+++ Exercise material
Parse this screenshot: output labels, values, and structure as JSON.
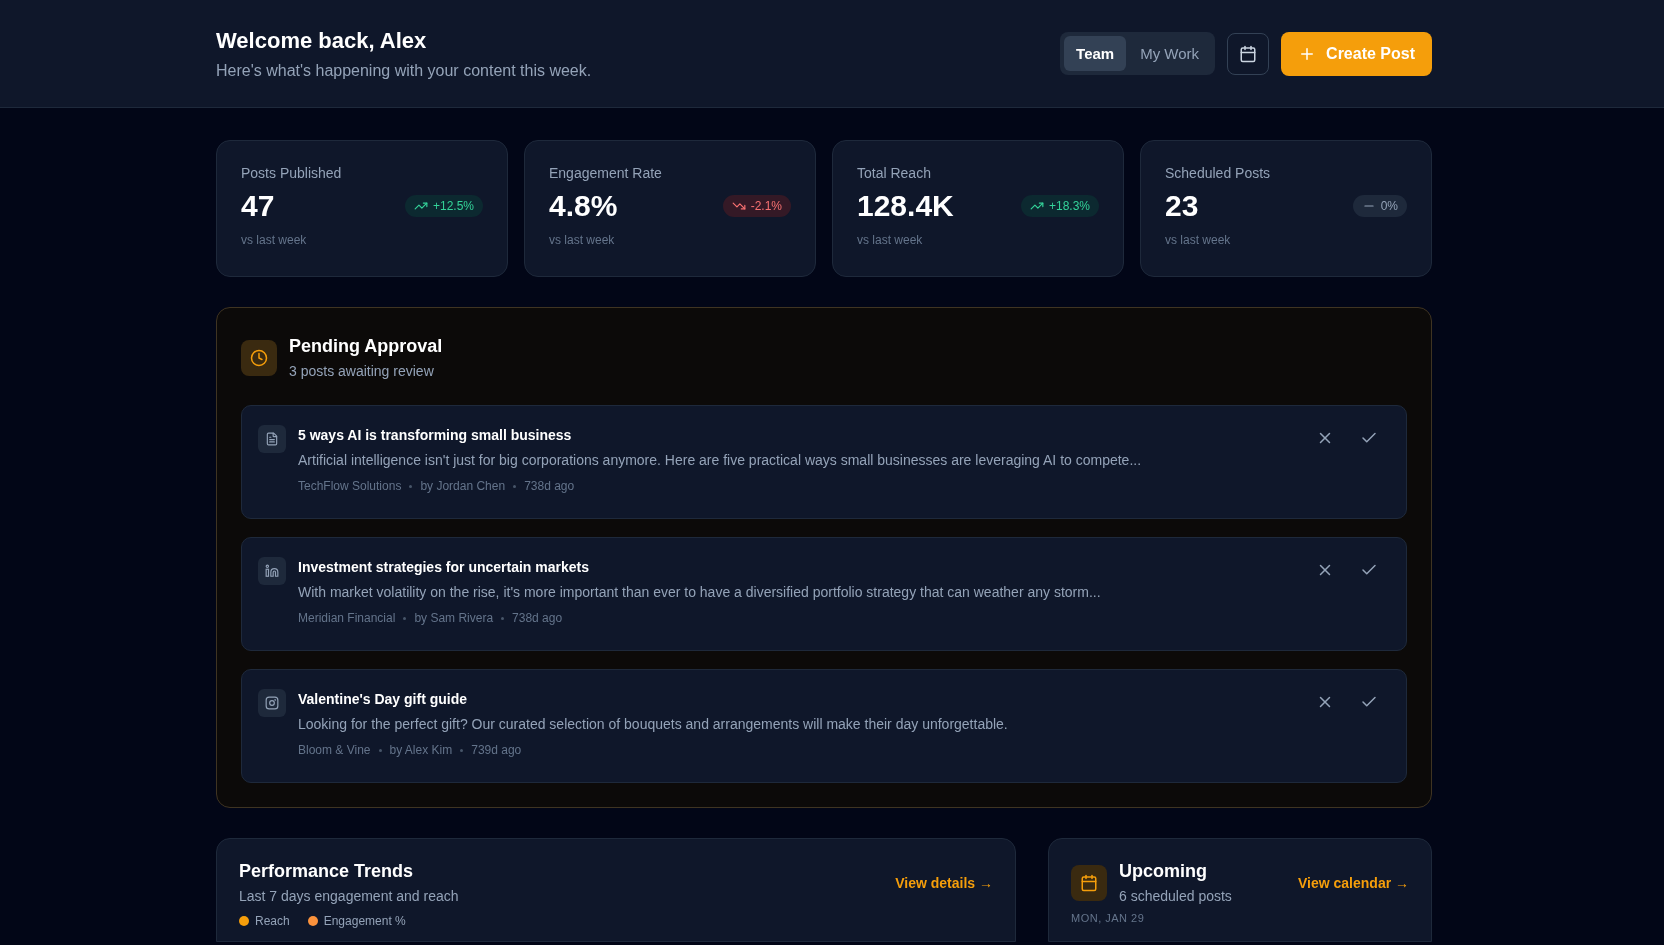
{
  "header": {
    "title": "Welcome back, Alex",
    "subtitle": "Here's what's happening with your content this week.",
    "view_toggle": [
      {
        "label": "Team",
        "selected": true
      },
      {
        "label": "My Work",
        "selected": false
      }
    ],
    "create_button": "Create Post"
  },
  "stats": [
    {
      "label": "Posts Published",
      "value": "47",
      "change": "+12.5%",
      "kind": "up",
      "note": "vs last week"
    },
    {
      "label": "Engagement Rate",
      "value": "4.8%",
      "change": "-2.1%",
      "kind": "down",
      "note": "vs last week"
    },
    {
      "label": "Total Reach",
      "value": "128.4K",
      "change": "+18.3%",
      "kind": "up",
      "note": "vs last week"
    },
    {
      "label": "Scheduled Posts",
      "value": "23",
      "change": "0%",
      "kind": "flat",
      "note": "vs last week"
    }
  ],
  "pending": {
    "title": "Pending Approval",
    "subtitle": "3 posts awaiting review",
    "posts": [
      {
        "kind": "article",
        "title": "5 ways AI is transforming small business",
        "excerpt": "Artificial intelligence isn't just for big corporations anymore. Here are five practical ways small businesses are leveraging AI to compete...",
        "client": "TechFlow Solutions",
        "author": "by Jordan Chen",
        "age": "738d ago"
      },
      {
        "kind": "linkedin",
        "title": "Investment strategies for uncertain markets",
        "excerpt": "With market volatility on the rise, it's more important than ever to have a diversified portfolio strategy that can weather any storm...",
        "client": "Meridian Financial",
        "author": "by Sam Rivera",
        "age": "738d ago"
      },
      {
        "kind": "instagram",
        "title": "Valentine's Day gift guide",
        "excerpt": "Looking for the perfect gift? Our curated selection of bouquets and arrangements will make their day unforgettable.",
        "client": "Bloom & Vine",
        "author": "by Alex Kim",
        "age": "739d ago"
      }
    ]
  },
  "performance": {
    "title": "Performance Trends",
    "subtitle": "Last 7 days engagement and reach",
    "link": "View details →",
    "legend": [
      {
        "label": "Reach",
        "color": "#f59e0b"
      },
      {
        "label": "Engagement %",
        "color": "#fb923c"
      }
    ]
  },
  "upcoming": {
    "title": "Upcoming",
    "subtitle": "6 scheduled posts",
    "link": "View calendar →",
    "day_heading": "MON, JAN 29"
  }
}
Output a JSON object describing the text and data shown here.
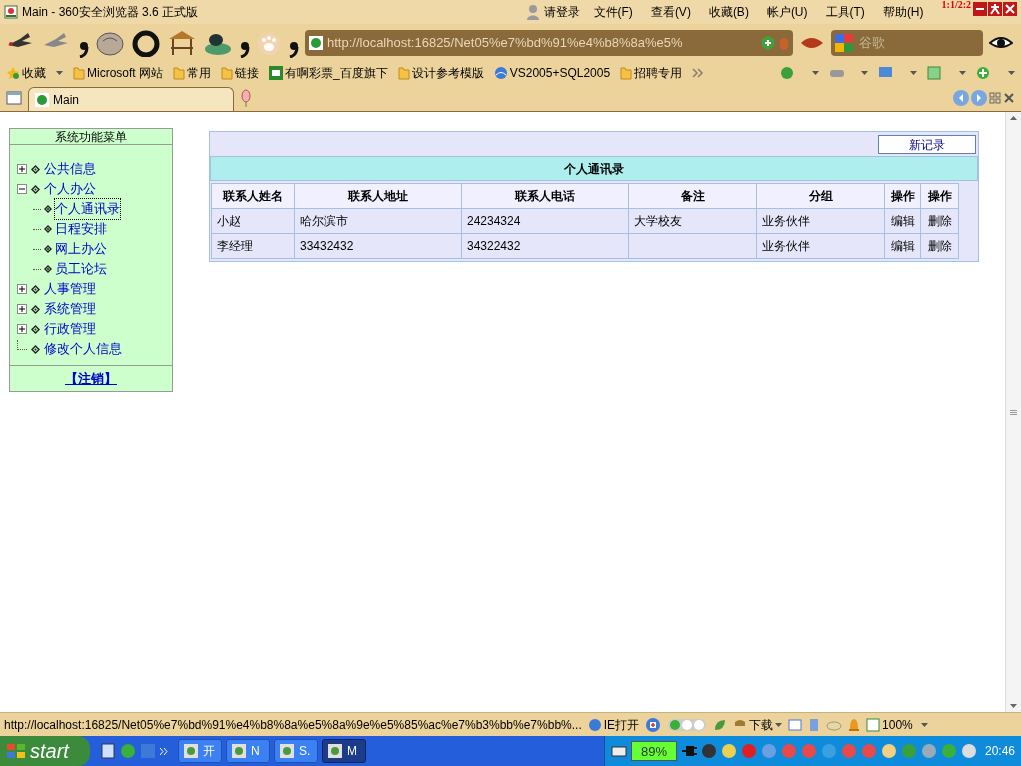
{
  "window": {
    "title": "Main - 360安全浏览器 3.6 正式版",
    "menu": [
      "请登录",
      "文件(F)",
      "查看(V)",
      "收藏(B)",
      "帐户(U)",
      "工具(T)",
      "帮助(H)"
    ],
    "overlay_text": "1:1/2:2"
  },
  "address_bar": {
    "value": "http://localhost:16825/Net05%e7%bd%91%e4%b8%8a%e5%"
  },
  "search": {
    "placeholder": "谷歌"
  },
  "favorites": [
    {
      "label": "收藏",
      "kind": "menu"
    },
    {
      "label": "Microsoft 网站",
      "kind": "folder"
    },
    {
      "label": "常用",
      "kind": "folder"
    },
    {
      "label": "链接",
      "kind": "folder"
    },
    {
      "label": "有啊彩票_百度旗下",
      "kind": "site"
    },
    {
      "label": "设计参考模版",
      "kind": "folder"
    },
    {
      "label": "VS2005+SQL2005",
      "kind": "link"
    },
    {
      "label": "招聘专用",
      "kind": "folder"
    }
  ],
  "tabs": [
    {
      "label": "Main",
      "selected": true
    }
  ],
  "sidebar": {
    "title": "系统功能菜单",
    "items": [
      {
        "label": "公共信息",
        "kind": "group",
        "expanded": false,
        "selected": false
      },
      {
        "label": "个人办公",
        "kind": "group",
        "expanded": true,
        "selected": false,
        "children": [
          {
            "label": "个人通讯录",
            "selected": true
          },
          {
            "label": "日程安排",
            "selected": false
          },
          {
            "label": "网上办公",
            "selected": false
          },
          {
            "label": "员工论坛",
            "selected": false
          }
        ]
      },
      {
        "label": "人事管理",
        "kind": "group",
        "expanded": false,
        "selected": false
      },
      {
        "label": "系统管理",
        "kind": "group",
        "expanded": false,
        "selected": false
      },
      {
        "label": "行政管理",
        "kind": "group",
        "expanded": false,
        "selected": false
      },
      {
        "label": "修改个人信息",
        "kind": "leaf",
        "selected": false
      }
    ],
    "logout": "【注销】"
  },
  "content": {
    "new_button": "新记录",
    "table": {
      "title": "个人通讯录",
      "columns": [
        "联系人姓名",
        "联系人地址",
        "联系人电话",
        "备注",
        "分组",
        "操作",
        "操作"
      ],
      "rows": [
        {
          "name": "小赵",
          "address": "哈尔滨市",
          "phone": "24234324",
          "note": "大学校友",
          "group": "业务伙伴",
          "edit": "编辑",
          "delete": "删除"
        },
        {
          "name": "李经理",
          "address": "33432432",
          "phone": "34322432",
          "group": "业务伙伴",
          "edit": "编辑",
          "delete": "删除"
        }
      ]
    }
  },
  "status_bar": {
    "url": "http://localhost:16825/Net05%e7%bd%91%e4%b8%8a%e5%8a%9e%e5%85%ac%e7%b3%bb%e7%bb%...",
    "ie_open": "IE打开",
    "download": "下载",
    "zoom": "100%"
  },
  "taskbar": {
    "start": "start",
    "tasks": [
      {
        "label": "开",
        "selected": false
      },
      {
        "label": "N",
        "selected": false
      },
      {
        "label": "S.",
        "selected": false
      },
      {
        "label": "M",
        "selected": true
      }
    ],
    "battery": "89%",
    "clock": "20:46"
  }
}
++++++
- **Exercise instructions**: All entries must be written out again exactly as given, with no pictures in the copy.

- **Solved exercise**:
Parse this screenshot: output labels, values, and structure as JSON.
{
  "header": {
    "title": "Welcome back, Alex",
    "subtitle": "Here's what's happening with your content this week.",
    "view_toggle": [
      {
        "label": "Team",
        "selected": true
      },
      {
        "label": "My Work",
        "selected": false
      }
    ],
    "create_button": "Create Post"
  },
  "stats": [
    {
      "label": "Posts Published",
      "value": "47",
      "change": "+12.5%",
      "kind": "up",
      "note": "vs last week"
    },
    {
      "label": "Engagement Rate",
      "value": "4.8%",
      "change": "-2.1%",
      "kind": "down",
      "note": "vs last week"
    },
    {
      "label": "Total Reach",
      "value": "128.4K",
      "change": "+18.3%",
      "kind": "up",
      "note": "vs last week"
    },
    {
      "label": "Scheduled Posts",
      "value": "23",
      "change": "0%",
      "kind": "flat",
      "note": "vs last week"
    }
  ],
  "pending": {
    "title": "Pending Approval",
    "subtitle": "3 posts awaiting review",
    "posts": [
      {
        "kind": "article",
        "title": "5 ways AI is transforming small business",
        "excerpt": "Artificial intelligence isn't just for big corporations anymore. Here are five practical ways small businesses are leveraging AI to compete...",
        "client": "TechFlow Solutions",
        "author": "by Jordan Chen",
        "age": "738d ago"
      },
      {
        "kind": "linkedin",
        "title": "Investment strategies for uncertain markets",
        "excerpt": "With market volatility on the rise, it's more important than ever to have a diversified portfolio strategy that can weather any storm...",
        "client": "Meridian Financial",
        "author": "by Sam Rivera",
        "age": "738d ago"
      },
      {
        "kind": "instagram",
        "title": "Valentine's Day gift guide",
        "excerpt": "Looking for the perfect gift? Our curated selection of bouquets and arrangements will make their day unforgettable.",
        "client": "Bloom & Vine",
        "author": "by Alex Kim",
        "age": "739d ago"
      }
    ]
  },
  "performance": {
    "title": "Performance Trends",
    "subtitle": "Last 7 days engagement and reach",
    "link": "View details →",
    "legend": [
      {
        "label": "Reach",
        "color": "#f59e0b"
      },
      {
        "label": "Engagement %",
        "color": "#fb923c"
      }
    ]
  },
  "upcoming": {
    "title": "Upcoming",
    "subtitle": "6 scheduled posts",
    "link": "View calendar →",
    "day_heading": "MON, JAN 29"
  }
}
Output a JSON object describing the text and data shown here.
{
  "window": {
    "title": "Main - 360安全浏览器 3.6 正式版",
    "menu": [
      "请登录",
      "文件(F)",
      "查看(V)",
      "收藏(B)",
      "帐户(U)",
      "工具(T)",
      "帮助(H)"
    ],
    "overlay_text": "1:1/2:2"
  },
  "address_bar": {
    "value": "http://localhost:16825/Net05%e7%bd%91%e4%b8%8a%e5%"
  },
  "search": {
    "placeholder": "谷歌"
  },
  "favorites": [
    {
      "label": "收藏",
      "kind": "menu"
    },
    {
      "label": "Microsoft 网站",
      "kind": "folder"
    },
    {
      "label": "常用",
      "kind": "folder"
    },
    {
      "label": "链接",
      "kind": "folder"
    },
    {
      "label": "有啊彩票_百度旗下",
      "kind": "site"
    },
    {
      "label": "设计参考模版",
      "kind": "folder"
    },
    {
      "label": "VS2005+SQL2005",
      "kind": "link"
    },
    {
      "label": "招聘专用",
      "kind": "folder"
    }
  ],
  "tabs": [
    {
      "label": "Main",
      "selected": true
    }
  ],
  "sidebar": {
    "title": "系统功能菜单",
    "items": [
      {
        "label": "公共信息",
        "kind": "group",
        "expanded": false,
        "selected": false
      },
      {
        "label": "个人办公",
        "kind": "group",
        "expanded": true,
        "selected": false,
        "children": [
          {
            "label": "个人通讯录",
            "selected": true
          },
          {
            "label": "日程安排",
            "selected": false
          },
          {
            "label": "网上办公",
            "selected": false
          },
          {
            "label": "员工论坛",
            "selected": false
          }
        ]
      },
      {
        "label": "人事管理",
        "kind": "group",
        "expanded": false,
        "selected": false
      },
      {
        "label": "系统管理",
        "kind": "group",
        "expanded": false,
        "selected": false
      },
      {
        "label": "行政管理",
        "kind": "group",
        "expanded": false,
        "selected": false
      },
      {
        "label": "修改个人信息",
        "kind": "leaf",
        "selected": false
      }
    ],
    "logout": "【注销】"
  },
  "content": {
    "new_button": "新记录",
    "table": {
      "title": "个人通讯录",
      "columns": [
        "联系人姓名",
        "联系人地址",
        "联系人电话",
        "备注",
        "分组",
        "操作",
        "操作"
      ],
      "rows": [
        {
          "name": "小赵",
          "address": "哈尔滨市",
          "phone": "24234324",
          "note": "大学校友",
          "group": "业务伙伴",
          "edit": "编辑",
          "delete": "删除"
        },
        {
          "name": "李经理",
          "address": "33432432",
          "phone": "34322432",
          "group": "业务伙伴",
          "edit": "编辑",
          "delete": "删除"
        }
      ]
    }
  },
  "status_bar": {
    "url": "http://localhost:16825/Net05%e7%bd%91%e4%b8%8a%e5%8a%9e%e5%85%ac%e7%b3%bb%e7%bb%...",
    "ie_open": "IE打开",
    "download": "下载",
    "zoom": "100%"
  },
  "taskbar": {
    "start": "start",
    "tasks": [
      {
        "label": "开",
        "selected": false
      },
      {
        "label": "N",
        "selected": false
      },
      {
        "label": "S.",
        "selected": false
      },
      {
        "label": "M",
        "selected": true
      }
    ],
    "battery": "89%",
    "clock": "20:46"
  }
}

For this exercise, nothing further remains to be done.